* [EXCERPTED PASSAGE]:
In 1888, 507 years after John Ball was hanged, drawn and quartered for rousing rebel anger, the socialist reformer William Morris published a short serialised novel entitled A Dream of John Ball, which details a dream vision in which the protagonist, a nineteenth-century socialist lecturer, finds himself in fourteenth-century England. Morris’s dreamer meets a peasant rebel and recites snippets of a Rebel Letter to showcase his socialist sympathies. He then hears Ball give a radical sermon and witnesses a minor skirmish early in the Revolt. In the story’s concluding chapters, he conducts a long, private conversation with Ball in which he details the sad results of the Revolt, the end of feudalism, the industrial revolution and the rise of a capitalist mode of production that leaves the working class infinitely more disenfranchised than medieval peasants. Needless to say, Ball is not thrilled by what he hears. At one point, he even furrows his brow in anger. Although Morris’s nostalgic novel provides a markedly pessimistic counterpoint to the neo-medieval utopia imagined in News from Nowhere, A Dream of John Ball hints at a dream of a utopian future shared by Ball, Morris’s protagonist and modern readers of historical records of class struggle such as myself. Morris places John Ball’s peasant anger in dialogue with that experienced by the proletariat under industrial capitalism. In so doing, he allegorises the way that historical inquiry fosters connections between past and present political emotions. Just as Morris resuscitates Ball’s anger, so do the historians of emotion who study peasant anger to build an archive of class struggle.

Do I mean the exact same thing when I say ‘wrath’ as did John Ball when he said it, or strategically opted to not say it, more than 700 years ago? Of course not. I can neither fully grasp peasant anger, nor Morris’s socialist discontent, nor the anger felt by African Americans, many of whom feel persecuted and endangered by the justice system that is ostensibly supposed to protect and serve them. But the unknowability of other people’s anger, historical or contemporary, does not absolve me of responsibility to empathise with it and even partake in it, to the extent that I can or choose to. As historians of emotion, we need to both respect and transverse historical difference. We need to study the roots and analogues, not only of anger that we deem righteous, but also that which we deem toxic (or Trump-esque), in order to help others and ourselves manage and understand contemporary anger. Our task, therefore, is not so different than that undertaken by either Nussbaum or Chaucer’s Parson. Somewhere between descriptive and prescriptive lies the vital work of the historian of anger.

* [DATASET EXCERPTS]:
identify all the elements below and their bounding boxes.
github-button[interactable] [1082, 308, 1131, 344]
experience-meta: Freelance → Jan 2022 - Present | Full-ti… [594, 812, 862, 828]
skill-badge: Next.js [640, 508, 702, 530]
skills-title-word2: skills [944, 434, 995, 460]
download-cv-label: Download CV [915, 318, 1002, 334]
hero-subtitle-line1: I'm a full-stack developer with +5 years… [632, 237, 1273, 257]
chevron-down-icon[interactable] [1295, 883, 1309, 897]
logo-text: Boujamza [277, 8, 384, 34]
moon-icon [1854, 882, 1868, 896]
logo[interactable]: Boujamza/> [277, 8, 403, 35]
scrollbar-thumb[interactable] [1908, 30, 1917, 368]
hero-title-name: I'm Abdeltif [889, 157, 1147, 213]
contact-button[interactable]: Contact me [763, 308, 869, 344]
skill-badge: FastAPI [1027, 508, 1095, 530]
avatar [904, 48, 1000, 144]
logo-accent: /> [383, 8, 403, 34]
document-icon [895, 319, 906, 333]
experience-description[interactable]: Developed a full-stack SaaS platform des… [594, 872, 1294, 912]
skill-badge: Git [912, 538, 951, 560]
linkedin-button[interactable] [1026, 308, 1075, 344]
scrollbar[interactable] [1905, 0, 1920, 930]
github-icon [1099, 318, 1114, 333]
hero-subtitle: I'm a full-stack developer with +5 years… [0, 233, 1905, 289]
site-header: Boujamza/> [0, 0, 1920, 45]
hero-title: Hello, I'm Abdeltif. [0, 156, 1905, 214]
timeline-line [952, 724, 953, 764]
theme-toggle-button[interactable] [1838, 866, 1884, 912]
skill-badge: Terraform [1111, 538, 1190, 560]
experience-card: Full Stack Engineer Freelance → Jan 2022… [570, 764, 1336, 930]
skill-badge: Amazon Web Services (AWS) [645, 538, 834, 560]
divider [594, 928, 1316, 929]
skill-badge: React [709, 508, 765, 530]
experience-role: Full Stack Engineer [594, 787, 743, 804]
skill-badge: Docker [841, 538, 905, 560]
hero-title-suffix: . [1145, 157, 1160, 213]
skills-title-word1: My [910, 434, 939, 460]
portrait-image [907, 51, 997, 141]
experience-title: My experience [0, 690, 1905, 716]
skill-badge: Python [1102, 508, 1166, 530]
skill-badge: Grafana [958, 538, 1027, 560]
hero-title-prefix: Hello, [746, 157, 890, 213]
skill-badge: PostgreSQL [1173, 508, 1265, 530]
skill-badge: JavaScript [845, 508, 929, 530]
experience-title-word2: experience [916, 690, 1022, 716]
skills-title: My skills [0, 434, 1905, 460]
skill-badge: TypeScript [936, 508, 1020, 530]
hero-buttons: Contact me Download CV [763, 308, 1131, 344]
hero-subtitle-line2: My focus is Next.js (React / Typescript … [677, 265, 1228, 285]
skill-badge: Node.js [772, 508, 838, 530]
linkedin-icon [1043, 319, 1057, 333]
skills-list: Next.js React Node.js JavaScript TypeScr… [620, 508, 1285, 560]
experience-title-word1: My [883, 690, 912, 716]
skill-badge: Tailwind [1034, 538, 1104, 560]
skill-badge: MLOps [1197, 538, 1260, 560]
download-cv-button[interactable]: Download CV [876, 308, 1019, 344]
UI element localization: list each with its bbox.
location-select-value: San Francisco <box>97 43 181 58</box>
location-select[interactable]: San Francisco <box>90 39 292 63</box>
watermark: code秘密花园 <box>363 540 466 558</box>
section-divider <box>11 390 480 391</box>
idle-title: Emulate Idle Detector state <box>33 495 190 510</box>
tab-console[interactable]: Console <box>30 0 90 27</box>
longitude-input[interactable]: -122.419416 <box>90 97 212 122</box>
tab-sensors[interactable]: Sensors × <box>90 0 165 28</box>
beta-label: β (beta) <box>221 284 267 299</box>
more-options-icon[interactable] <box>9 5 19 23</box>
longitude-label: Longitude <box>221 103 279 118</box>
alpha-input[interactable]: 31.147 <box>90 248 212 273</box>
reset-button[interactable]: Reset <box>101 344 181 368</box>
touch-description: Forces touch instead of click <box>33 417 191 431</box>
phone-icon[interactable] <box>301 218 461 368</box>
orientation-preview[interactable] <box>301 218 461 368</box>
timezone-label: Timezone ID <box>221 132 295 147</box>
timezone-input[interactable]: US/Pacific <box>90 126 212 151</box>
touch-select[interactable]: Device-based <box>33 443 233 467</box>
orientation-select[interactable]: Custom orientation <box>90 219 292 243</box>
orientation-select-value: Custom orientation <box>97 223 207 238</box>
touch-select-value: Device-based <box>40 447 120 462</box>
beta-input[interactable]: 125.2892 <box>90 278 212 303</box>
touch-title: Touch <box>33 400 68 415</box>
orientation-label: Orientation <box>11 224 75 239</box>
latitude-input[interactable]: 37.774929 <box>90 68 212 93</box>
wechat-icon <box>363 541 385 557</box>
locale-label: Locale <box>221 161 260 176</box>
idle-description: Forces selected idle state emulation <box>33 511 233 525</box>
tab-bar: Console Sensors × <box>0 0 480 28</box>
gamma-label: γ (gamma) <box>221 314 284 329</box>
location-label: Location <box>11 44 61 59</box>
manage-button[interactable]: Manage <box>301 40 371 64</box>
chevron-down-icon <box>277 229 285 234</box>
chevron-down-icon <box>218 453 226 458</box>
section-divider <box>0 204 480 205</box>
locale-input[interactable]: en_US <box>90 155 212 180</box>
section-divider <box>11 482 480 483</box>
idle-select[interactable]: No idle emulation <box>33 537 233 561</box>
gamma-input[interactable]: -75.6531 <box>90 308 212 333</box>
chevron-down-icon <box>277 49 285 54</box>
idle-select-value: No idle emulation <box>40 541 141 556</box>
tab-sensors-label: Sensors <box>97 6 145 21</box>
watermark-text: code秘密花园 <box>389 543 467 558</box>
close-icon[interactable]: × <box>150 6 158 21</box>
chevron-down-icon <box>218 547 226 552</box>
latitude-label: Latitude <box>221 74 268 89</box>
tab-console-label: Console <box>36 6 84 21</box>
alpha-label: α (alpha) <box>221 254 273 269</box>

* [GOAL OF THE EXERCISE]:
Pick up the essay on John Ball, William Morris and the history of anger after its final sentence and continue it. You can leave the listing aside.

* [RESPONSE TO THIS TASK]:
[1] Geoffrey Chaucer, The Summoner’s Tale, in The Riverside Chaucer, ed. Larry D. Benson, 3rd edn (Boston: Houghton Mifflin Company, 1987), pp. 129–36.

[2] Maxine Hong Kingston, The Woman Warrior: Memoirs of a Girlhood Among Ghosts (New York: Vintage Books, 1989).

[3] Geoffrey Chaucer, The Parson’s Tale, in The Riverside Chaucer, ed. Larry D. Benson, 3rd edn (Boston: Houghton Mifflin Company, 1987), pp. 287–327.

[4] Martha Nussbaum, Anger and Forgiveness: Resentment, Generosity, Justice (Oxford: Oxford University Press, 2016).

[5] I am grateful to Carolyne Larrington for helping me to trace anger’s transition from Old Norse to English.

[6] Reginald Pecock, The Folewer to the Donet, ed. by E. V. Hitchcock (Oxford: Oxford University Press, 1924), p. 110.

[7] John Gower, Vox Clamantis, in The Complete Works of John Gower: Latin Works (Oxford: Clarendon Press, 1902), pp. 3–313.

[8] See, for example, Paul Freedman, ‘Peasant Anger in the Late Middle Ages’, in Anger’s Past: The Social Uses of an Emotion in the Late Middle Ages, ed. by Barbara H. Rosenwein (Ithaca: Cornell University Press, 1998), pp. 171–88.

[9] Steven Justice, Writing and Rebellion: England in 1381 (Berkeley: The University of California Press, 1994).

[10] Paul Megna, ‘Langland’s Wrath: Righteous Anger Management in The Vision of Piers Plowman’, Exemplaria 25.2 (2013): 130–51.